Print all records exactly, leaving nothing out.

Extracted records
########################################

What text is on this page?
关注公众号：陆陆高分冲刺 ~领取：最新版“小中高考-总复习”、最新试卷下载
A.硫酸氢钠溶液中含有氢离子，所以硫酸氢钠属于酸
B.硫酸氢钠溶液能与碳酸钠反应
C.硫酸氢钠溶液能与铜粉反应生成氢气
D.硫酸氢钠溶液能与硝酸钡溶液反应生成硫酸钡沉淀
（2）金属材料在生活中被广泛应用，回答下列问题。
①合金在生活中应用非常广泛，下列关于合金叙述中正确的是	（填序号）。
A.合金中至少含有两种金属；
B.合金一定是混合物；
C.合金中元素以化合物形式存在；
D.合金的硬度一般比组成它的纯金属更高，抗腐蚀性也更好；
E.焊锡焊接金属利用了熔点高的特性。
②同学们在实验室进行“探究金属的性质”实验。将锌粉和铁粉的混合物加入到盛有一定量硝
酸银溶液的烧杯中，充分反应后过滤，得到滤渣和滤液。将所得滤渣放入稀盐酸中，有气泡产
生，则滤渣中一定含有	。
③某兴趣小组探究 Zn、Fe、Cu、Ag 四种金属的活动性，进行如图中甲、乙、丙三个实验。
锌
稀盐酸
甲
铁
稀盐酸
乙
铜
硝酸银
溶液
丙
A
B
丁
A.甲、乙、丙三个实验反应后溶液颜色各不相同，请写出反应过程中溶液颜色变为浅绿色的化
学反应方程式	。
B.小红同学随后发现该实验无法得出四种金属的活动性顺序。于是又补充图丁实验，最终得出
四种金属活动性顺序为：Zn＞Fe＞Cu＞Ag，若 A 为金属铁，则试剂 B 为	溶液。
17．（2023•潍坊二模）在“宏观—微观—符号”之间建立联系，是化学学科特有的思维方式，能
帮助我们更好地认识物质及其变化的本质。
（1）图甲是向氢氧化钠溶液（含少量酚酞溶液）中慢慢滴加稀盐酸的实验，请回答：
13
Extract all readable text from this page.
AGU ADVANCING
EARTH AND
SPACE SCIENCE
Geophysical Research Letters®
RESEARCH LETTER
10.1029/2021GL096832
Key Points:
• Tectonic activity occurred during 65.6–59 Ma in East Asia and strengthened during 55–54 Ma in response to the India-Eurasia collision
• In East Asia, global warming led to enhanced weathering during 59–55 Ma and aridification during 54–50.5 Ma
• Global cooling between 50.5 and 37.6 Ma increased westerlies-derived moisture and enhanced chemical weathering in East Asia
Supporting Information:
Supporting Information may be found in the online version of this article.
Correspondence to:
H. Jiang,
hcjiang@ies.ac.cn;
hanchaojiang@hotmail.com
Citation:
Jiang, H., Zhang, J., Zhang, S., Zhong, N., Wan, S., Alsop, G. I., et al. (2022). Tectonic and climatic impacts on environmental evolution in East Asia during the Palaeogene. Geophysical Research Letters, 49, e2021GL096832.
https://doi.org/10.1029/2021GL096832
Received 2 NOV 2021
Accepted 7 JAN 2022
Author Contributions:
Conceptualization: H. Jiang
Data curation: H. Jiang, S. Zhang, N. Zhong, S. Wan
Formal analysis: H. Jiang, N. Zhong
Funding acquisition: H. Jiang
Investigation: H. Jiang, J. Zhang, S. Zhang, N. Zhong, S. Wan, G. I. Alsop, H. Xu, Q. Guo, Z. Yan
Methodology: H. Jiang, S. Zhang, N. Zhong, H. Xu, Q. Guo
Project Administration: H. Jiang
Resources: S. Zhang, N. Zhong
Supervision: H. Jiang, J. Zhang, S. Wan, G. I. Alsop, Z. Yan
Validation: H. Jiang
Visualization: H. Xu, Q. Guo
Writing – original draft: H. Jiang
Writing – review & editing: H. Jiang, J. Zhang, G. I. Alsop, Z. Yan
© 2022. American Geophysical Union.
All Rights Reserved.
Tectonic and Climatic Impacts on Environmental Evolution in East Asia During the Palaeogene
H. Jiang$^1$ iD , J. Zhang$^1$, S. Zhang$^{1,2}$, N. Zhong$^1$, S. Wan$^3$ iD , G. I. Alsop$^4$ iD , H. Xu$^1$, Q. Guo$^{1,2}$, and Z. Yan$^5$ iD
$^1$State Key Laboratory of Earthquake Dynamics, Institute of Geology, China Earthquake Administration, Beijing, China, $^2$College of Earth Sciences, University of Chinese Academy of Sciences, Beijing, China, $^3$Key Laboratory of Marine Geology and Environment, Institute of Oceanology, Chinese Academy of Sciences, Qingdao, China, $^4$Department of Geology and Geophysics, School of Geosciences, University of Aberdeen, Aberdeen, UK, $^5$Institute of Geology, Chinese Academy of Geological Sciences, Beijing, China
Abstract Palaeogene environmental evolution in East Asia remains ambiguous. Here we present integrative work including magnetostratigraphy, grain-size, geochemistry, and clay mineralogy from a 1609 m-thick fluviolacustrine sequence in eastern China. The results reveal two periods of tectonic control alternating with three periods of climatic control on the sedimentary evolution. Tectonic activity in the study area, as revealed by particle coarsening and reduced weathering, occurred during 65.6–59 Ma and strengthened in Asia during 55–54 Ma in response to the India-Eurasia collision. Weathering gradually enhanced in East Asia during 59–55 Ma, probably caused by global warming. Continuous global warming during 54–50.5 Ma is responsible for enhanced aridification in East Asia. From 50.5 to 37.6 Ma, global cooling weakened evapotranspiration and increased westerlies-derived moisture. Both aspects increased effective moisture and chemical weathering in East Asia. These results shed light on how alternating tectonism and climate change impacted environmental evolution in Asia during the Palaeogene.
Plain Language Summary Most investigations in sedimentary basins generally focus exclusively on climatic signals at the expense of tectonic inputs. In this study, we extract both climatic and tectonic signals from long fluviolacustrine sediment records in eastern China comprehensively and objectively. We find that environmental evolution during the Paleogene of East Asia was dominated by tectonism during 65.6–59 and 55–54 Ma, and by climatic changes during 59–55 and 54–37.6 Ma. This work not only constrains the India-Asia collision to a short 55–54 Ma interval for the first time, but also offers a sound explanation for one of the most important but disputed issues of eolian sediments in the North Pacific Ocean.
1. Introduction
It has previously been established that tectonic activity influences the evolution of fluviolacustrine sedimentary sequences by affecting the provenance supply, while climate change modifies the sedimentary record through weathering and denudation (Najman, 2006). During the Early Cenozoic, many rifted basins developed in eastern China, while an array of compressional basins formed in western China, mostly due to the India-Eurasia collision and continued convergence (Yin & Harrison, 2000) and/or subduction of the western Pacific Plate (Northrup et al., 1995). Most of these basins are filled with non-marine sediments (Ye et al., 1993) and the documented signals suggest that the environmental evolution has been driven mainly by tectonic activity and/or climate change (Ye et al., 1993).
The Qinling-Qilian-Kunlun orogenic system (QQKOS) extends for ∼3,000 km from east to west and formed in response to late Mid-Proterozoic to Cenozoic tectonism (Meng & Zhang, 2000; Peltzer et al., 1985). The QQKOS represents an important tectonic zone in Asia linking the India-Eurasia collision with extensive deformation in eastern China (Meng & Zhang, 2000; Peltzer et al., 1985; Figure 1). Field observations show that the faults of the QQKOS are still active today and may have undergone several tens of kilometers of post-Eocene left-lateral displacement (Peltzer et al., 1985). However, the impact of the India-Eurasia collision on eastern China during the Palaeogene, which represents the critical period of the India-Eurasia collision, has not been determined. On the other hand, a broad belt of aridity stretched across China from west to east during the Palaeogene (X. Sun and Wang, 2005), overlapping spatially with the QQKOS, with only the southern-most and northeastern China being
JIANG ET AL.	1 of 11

########################################

■ Worked answer:
What text is on this page?
关注公众号：陆陆高分冲刺 ~领取：最新版“小中高考-总复习”、最新试卷下载
A.硫酸氢钠溶液中含有氢离子，所以硫酸氢钠属于酸
B.硫酸氢钠溶液能与碳酸钠反应
C.硫酸氢钠溶液能与铜粉反应生成氢气
D.硫酸氢钠溶液能与硝酸钡溶液反应生成硫酸钡沉淀
（2）金属材料在生活中被广泛应用，回答下列问题。
①合金在生活中应用非常广泛，下列关于合金叙述中正确的是	（填序号）。
A.合金中至少含有两种金属；
B.合金一定是混合物；
C.合金中元素以化合物形式存在；
D.合金的硬度一般比组成它的纯金属更高，抗腐蚀性也更好；
E.焊锡焊接金属利用了熔点高的特性。
②同学们在实验室进行“探究金属的性质”实验。将锌粉和铁粉的混合物加入到盛有一定量硝
酸银溶液的烧杯中，充分反应后过滤，得到滤渣和滤液。将所得滤渣放入稀盐酸中，有气泡产
生，则滤渣中一定含有	。
③某兴趣小组探究 Zn、Fe、Cu、Ag 四种金属的活动性，进行如图中甲、乙、丙三个实验。
锌
稀盐酸
甲
铁
稀盐酸
乙
铜
硝酸银
溶液
丙
A
B
丁
A.甲、乙、丙三个实验反应后溶液颜色各不相同，请写出反应过程中溶液颜色变为浅绿色的化
学反应方程式	。
B.小红同学随后发现该实验无法得出四种金属的活动性顺序。于是又补充图丁实验，最终得出
四种金属活动性顺序为：Zn＞Fe＞Cu＞Ag，若 A 为金属铁，则试剂 B 为	溶液。
17．（2023•潍坊二模）在“宏观—微观—符号”之间建立联系，是化学学科特有的思维方式，能
帮助我们更好地认识物质及其变化的本质。
（1）图甲是向氢氧化钠溶液（含少量酚酞溶液）中慢慢滴加稀盐酸的实验，请回答：
13
Extract all readable text from this page.
AGU ADVANCING
EARTH AND
SPACE SCIENCE
Geophysical Research Letters®
RESEARCH LETTER
10.1029/2021GL096832
Key Points:
• Tectonic activity occurred during 65.6–59 Ma in East Asia and strengthened during 55–54 Ma in response to the India-Eurasia collision
• In East Asia, global warming led to enhanced weathering during 59–55 Ma and aridification during 54–50.5 Ma
• Global cooling between 50.5 and 37.6 Ma increased westerlies-derived moisture and enhanced chemical weathering in East Asia
Supporting Information:
Supporting Information may be found in the online version of this article.
Correspondence to:
H. Jiang,
hcjiang@ies.ac.cn;
hanchaojiang@hotmail.com
Citation:
Jiang, H., Zhang, J., Zhang, S., Zhong, N., Wan, S., Alsop, G. I., et al. (2022). Tectonic and climatic impacts on environmental evolution in East Asia during the Palaeogene. Geophysical Research Letters, 49, e2021GL096832.
https://doi.org/10.1029/2021GL096832
Received 2 NOV 2021
Accepted 7 JAN 2022
Author Contributions:
Conceptualization: H. Jiang
Data curation: H. Jiang, S. Zhang, N. Zhong, S. Wan
Formal analysis: H. Jiang, N. Zhong
Funding acquisition: H. Jiang
Investigation: H. Jiang, J. Zhang, S. Zhang, N. Zhong, S. Wan, G. I. Alsop, H. Xu, Q. Guo, Z. Yan
Methodology: H. Jiang, S. Zhang, N. Zhong, H. Xu, Q. Guo
Project Administration: H. Jiang
Resources: S. Zhang, N. Zhong
Supervision: H. Jiang, J. Zhang, S. Wan, G. I. Alsop, Z. Yan
Validation: H. Jiang
Visualization: H. Xu, Q. Guo
Writing – original draft: H. Jiang
Writing – review & editing: H. Jiang, J. Zhang, G. I. Alsop, Z. Yan
© 2022. American Geophysical Union.
All Rights Reserved.
Tectonic and Climatic Impacts on Environmental Evolution in East Asia During the Palaeogene
H. Jiang$^1$ iD , J. Zhang$^1$, S. Zhang$^{1,2}$, N. Zhong$^1$, S. Wan$^3$ iD , G. I. Alsop$^4$ iD , H. Xu$^1$, Q. Guo$^{1,2}$, and Z. Yan$^5$ iD
$^1$State Key Laboratory of Earthquake Dynamics, Institute of Geology, China Earthquake Administration, Beijing, China, $^2$College of Earth Sciences, University of Chinese Academy of Sciences, Beijing, China, $^3$Key Laboratory of Marine Geology and Environment, Institute of Oceanology, Chinese Academy of Sciences, Qingdao, China, $^4$Department of Geology and Geophysics, School of Geosciences, University of Aberdeen, Aberdeen, UK, $^5$Institute of Geology, Chinese Academy of Geological Sciences, Beijing, China
Abstract Palaeogene environmental evolution in East Asia remains ambiguous. Here we present integrative work including magnetostratigraphy, grain-size, geochemistry, and clay mineralogy from a 1609 m-thick fluviolacustrine sequence in eastern China. The results reveal two periods of tectonic control alternating with three periods of climatic control on the sedimentary evolution. Tectonic activity in the study area, as revealed by particle coarsening and reduced weathering, occurred during 65.6–59 Ma and strengthened in Asia during 55–54 Ma in response to the India-Eurasia collision. Weathering gradually enhanced in East Asia during 59–55 Ma, probably caused by global warming. Continuous global warming during 54–50.5 Ma is responsible for enhanced aridification in East Asia. From 50.5 to 37.6 Ma, global cooling weakened evapotranspiration and increased westerlies-derived moisture. Both aspects increased effective moisture and chemical weathering in East Asia. These results shed light on how alternating tectonism and climate change impacted environmental evolution in Asia during the Palaeogene.
Plain Language Summary Most investigations in sedimentary basins generally focus exclusively on climatic signals at the expense of tectonic inputs. In this study, we extract both climatic and tectonic signals from long fluviolacustrine sediment records in eastern China comprehensively and objectively. We find that environmental evolution during the Paleogene of East Asia was dominated by tectonism during 65.6–59 and 55–54 Ma, and by climatic changes during 59–55 and 54–37.6 Ma. This work not only constrains the India-Asia collision to a short 55–54 Ma interval for the first time, but also offers a sound explanation for one of the most important but disputed issues of eolian sediments in the North Pacific Ocean.
1. Introduction
It has previously been established that tectonic activity influences the evolution of fluviolacustrine sedimentary sequences by affecting the provenance supply, while climate change modifies the sedimentary record through weathering and denudation (Najman, 2006). During the Early Cenozoic, many rifted basins developed in eastern China, while an array of compressional basins formed in western China, mostly due to the India-Eurasia collision and continued convergence (Yin & Harrison, 2000) and/or subduction of the western Pacific Plate (Northrup et al., 1995). Most of these basins are filled with non-marine sediments (Ye et al., 1993) and the documented signals suggest that the environmental evolution has been driven mainly by tectonic activity and/or climate change (Ye et al., 1993).
The Qinling-Qilian-Kunlun orogenic system (QQKOS) extends for ∼3,000 km from east to west and formed in response to late Mid-Proterozoic to Cenozoic tectonism (Meng & Zhang, 2000; Peltzer et al., 1985). The QQKOS represents an important tectonic zone in Asia linking the India-Eurasia collision with extensive deformation in eastern China (Meng & Zhang, 2000; Peltzer et al., 1985; Figure 1). Field observations show that the faults of the QQKOS are still active today and may have undergone several tens of kilometers of post-Eocene left-lateral displacement (Peltzer et al., 1985). However, the impact of the India-Eurasia collision on eastern China during the Palaeogene, which represents the critical period of the India-Eurasia collision, has not been determined. On the other hand, a broad belt of aridity stretched across China from west to east during the Palaeogene (X. Sun and Wang, 2005), overlapping spatially with the QQKOS, with only the southern-most and northeastern China being
JIANG ET AL.	1 of 11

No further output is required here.